- Task description
What number of lines hold the word "this"? State that number and nothing besides.

··········

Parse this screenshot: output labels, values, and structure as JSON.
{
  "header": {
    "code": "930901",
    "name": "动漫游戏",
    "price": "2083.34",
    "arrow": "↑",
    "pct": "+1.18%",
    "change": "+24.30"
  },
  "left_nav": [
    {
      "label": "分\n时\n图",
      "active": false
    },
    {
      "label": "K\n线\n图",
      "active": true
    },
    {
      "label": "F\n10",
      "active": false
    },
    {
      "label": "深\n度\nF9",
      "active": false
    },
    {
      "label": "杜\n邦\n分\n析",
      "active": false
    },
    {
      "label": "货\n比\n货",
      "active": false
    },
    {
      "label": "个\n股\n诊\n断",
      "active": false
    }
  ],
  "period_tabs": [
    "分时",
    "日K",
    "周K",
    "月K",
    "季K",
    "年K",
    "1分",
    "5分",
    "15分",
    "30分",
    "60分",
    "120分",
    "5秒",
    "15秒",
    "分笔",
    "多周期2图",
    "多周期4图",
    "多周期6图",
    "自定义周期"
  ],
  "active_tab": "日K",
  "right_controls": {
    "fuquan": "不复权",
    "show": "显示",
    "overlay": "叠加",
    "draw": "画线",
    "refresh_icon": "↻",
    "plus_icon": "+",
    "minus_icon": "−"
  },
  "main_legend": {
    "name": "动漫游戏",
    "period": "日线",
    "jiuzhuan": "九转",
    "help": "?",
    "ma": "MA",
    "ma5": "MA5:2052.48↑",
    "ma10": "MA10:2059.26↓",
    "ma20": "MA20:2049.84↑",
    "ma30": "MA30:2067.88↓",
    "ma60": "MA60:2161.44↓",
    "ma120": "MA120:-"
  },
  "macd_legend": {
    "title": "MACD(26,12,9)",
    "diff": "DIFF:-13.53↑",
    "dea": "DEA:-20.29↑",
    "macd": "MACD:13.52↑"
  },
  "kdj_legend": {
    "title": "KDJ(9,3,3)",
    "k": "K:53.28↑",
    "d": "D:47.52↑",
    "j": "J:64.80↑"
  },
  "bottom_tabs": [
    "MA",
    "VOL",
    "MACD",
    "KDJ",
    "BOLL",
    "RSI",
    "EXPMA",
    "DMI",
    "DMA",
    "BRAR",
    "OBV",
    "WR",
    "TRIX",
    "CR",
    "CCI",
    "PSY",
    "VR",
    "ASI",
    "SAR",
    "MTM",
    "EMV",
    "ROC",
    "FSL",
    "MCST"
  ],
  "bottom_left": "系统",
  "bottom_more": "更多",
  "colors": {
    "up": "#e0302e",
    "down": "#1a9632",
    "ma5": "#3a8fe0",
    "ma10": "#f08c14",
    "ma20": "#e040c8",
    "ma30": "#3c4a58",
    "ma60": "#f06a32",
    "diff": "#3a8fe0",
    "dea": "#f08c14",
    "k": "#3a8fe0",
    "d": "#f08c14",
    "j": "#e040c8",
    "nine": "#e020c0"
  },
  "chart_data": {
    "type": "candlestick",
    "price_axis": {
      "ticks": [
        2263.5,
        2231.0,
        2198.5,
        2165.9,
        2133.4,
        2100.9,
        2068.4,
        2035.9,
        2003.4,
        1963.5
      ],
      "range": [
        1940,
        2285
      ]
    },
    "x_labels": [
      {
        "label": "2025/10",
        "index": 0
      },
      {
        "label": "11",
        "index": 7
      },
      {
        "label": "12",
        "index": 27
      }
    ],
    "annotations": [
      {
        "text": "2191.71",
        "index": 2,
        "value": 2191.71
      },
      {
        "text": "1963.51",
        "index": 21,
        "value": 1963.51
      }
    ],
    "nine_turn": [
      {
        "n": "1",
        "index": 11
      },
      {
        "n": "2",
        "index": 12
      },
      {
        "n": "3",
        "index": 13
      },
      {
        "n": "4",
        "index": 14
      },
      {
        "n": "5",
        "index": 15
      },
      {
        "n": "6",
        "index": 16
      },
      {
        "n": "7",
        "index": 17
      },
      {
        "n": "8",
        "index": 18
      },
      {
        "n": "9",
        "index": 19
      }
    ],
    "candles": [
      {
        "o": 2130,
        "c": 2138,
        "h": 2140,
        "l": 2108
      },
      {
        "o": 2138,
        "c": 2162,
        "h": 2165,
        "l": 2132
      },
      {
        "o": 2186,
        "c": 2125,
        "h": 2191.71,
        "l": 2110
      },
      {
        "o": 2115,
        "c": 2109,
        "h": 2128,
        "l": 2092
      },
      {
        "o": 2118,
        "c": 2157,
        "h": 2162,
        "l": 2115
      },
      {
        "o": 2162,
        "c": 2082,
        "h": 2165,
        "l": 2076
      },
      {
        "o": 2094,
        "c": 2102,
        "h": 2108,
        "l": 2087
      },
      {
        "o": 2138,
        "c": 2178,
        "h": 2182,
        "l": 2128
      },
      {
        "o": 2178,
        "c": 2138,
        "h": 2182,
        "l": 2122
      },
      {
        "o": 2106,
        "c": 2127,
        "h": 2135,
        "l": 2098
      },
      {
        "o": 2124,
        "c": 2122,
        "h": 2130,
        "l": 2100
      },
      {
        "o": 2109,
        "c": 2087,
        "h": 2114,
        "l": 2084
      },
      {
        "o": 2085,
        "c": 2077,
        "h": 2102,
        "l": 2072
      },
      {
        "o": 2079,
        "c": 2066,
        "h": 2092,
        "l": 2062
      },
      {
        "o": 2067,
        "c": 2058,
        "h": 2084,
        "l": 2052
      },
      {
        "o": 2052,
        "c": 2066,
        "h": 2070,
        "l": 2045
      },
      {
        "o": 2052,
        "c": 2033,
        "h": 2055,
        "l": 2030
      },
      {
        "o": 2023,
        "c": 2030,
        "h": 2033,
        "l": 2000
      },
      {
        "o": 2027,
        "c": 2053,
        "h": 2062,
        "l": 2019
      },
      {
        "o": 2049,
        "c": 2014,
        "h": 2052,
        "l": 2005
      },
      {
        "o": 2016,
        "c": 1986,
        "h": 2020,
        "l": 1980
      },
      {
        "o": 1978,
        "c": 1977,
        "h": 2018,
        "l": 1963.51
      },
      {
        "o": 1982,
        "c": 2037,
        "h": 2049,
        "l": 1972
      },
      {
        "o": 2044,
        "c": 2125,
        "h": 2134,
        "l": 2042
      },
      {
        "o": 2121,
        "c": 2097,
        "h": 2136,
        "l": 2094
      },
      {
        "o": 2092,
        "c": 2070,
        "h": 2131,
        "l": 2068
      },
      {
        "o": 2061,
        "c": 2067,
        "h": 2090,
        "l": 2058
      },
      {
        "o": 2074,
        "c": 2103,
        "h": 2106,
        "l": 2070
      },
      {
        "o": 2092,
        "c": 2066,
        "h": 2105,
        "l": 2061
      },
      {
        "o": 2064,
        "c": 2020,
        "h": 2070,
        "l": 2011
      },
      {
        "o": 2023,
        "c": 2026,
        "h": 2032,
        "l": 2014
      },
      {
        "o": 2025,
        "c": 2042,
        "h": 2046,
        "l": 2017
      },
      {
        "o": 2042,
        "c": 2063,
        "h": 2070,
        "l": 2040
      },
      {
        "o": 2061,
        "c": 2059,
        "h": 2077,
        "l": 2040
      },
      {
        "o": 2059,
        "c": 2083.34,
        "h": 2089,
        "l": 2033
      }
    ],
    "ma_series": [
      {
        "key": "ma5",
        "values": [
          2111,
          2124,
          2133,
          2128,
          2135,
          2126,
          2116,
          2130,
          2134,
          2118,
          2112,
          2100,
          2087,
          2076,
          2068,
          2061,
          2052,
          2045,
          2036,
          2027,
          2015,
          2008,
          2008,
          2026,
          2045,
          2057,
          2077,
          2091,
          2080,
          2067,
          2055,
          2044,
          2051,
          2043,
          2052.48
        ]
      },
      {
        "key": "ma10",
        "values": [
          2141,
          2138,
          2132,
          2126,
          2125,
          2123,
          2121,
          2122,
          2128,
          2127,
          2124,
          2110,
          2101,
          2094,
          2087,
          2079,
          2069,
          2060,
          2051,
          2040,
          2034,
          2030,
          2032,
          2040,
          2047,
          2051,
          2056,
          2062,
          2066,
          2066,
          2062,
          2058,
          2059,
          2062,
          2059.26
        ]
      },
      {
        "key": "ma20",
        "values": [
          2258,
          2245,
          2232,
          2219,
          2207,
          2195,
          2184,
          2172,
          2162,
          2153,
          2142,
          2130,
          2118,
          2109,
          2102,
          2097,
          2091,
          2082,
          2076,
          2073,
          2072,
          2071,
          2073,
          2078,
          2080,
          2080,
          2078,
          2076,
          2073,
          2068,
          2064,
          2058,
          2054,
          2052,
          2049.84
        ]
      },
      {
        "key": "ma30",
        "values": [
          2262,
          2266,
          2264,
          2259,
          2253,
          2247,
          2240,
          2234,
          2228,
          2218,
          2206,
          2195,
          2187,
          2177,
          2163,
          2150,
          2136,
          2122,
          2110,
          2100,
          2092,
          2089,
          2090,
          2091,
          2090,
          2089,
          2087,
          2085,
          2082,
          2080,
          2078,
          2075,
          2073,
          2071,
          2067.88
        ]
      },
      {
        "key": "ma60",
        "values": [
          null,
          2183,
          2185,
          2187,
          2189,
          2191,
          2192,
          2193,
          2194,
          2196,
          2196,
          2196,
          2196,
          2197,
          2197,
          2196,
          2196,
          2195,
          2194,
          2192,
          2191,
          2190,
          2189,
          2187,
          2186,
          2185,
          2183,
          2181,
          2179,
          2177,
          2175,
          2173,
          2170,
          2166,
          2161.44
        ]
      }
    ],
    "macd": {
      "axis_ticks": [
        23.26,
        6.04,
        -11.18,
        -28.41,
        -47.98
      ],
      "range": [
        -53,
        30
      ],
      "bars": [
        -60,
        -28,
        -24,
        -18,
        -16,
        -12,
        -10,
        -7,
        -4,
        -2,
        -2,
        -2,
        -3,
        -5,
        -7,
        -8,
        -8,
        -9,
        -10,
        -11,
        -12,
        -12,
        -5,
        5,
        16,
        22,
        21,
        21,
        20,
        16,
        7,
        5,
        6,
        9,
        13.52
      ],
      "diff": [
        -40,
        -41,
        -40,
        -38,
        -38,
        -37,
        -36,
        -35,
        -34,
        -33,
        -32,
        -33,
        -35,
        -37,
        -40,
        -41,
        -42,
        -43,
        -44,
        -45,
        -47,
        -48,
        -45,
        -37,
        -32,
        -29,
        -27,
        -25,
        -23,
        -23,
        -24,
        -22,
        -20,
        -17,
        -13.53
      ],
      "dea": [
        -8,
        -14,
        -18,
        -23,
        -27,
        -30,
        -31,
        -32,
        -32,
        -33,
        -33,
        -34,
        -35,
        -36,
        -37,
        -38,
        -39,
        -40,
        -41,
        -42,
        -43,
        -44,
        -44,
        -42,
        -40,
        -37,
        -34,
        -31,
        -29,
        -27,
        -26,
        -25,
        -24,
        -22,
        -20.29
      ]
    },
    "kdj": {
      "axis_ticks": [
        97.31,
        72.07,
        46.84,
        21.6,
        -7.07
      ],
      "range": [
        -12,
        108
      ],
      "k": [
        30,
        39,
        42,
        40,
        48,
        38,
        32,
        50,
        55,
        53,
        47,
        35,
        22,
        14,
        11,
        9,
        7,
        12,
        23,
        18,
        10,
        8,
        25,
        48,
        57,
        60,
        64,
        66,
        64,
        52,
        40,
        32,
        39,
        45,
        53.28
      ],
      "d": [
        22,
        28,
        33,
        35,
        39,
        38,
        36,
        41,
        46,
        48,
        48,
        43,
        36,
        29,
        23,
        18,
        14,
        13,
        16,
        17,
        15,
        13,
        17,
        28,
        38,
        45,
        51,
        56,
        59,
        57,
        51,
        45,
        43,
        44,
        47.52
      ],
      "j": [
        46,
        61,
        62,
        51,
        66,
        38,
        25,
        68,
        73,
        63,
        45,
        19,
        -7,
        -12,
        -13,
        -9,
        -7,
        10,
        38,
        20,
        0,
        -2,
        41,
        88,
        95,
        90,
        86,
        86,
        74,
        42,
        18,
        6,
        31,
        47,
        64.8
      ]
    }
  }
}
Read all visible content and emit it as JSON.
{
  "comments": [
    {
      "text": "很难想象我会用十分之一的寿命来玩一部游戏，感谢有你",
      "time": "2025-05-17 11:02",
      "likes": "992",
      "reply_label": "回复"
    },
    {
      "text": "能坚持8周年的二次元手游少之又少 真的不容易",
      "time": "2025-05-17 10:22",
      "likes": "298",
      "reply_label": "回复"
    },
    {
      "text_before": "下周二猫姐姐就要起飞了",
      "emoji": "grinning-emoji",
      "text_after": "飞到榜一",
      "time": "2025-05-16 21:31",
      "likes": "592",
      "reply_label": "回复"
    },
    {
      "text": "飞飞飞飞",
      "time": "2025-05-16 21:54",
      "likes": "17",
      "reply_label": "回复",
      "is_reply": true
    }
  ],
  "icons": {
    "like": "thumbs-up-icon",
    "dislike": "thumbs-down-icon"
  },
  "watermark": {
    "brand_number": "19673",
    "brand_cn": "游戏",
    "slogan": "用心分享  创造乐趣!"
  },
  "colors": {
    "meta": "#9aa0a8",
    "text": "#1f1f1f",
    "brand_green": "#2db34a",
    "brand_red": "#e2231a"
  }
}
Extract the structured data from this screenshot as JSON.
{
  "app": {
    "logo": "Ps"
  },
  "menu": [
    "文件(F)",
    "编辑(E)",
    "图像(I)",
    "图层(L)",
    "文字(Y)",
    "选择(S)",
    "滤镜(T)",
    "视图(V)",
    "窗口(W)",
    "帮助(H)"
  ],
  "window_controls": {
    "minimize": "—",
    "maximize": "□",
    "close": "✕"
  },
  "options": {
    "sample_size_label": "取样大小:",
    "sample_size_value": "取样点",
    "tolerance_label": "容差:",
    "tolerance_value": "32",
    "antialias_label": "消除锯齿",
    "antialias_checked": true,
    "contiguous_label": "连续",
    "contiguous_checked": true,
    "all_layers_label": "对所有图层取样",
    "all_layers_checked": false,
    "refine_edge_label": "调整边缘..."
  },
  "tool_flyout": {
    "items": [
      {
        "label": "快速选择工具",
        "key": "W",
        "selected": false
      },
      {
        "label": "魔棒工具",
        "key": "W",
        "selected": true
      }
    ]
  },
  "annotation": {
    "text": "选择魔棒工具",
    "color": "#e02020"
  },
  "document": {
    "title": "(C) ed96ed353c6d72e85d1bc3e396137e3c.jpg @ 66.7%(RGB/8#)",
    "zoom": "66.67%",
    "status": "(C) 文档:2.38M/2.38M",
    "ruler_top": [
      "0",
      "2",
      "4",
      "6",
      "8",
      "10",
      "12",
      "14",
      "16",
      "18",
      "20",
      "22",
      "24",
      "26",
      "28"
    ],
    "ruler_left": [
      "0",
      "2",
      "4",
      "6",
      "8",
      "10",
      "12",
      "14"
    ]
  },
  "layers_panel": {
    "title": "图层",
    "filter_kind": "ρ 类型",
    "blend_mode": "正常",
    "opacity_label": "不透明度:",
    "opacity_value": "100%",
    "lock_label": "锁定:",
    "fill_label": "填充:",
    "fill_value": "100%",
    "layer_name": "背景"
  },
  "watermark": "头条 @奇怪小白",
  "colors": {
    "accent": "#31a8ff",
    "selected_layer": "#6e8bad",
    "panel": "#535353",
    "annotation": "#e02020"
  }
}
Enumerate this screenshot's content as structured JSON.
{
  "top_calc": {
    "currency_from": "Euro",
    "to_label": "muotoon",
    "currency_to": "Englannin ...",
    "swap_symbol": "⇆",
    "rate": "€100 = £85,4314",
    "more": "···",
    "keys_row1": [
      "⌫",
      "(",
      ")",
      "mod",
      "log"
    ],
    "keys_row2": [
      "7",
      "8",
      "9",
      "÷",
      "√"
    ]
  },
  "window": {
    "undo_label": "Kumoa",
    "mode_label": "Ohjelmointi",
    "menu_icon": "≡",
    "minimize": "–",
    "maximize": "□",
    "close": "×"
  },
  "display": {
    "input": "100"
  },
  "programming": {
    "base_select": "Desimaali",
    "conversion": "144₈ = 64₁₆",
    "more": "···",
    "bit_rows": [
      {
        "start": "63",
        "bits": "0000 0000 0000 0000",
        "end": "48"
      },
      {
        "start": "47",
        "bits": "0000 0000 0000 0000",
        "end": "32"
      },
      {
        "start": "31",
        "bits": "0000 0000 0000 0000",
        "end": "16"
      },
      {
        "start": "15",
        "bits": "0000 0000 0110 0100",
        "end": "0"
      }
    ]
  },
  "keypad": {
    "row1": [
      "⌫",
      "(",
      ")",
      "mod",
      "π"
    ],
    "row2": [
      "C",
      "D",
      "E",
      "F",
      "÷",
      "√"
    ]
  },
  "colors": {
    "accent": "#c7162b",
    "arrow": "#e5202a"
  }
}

··········

- Reply to the task
3